● Instructions for the task: Print, unchanged, the lines from the very first one through the line containing "y-tick-label: 1 <box>95 257 110 283</box>", both included.

--

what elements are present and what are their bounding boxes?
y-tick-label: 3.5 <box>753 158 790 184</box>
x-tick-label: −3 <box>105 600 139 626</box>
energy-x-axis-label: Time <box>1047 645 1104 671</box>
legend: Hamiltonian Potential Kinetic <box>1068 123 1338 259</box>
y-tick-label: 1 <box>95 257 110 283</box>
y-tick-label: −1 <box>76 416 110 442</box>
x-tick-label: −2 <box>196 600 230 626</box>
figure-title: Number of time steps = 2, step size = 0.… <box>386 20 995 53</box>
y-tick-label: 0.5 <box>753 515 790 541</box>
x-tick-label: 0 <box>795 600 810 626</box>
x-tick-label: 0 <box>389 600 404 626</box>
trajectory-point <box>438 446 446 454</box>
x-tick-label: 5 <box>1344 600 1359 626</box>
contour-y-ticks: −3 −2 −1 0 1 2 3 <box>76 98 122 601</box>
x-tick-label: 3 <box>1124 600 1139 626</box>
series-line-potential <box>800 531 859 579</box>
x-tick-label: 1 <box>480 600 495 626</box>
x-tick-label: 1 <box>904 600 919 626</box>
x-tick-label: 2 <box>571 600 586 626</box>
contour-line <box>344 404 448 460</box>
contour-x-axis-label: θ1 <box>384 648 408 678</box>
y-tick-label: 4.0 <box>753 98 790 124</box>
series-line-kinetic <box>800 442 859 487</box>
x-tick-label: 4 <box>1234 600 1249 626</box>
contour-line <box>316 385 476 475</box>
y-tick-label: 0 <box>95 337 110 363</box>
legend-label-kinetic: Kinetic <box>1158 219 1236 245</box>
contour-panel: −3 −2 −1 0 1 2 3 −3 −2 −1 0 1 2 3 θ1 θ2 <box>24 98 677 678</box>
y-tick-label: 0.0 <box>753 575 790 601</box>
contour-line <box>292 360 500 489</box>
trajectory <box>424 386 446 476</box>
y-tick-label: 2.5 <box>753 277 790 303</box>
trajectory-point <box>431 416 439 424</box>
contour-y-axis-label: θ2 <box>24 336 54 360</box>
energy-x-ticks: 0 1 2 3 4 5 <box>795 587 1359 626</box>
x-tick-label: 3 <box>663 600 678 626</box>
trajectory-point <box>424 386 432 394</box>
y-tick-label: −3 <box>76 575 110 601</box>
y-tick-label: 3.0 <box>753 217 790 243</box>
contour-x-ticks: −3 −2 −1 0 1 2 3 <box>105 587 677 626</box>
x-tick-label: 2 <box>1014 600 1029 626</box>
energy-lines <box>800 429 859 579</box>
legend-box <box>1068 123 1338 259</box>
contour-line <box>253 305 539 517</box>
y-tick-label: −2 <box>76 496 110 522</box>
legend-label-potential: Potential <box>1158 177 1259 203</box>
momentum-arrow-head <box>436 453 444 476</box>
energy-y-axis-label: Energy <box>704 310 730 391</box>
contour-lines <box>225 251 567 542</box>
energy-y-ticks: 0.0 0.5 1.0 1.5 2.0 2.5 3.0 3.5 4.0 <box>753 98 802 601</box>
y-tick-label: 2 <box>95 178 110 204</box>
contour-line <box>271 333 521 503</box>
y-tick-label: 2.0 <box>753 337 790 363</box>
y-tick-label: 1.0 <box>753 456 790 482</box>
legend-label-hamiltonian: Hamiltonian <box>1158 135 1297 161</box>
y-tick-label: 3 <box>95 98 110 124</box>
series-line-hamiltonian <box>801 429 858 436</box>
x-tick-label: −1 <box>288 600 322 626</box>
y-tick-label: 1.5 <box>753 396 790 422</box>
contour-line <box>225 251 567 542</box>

--

● Final answer:
what elements are present and what are their bounding boxes?
y-tick-label: 3.5 <box>753 158 790 184</box>
x-tick-label: −3 <box>105 600 139 626</box>
energy-x-axis-label: Time <box>1047 645 1104 671</box>
legend: Hamiltonian Potential Kinetic <box>1068 123 1338 259</box>
y-tick-label: 1 <box>95 257 110 283</box>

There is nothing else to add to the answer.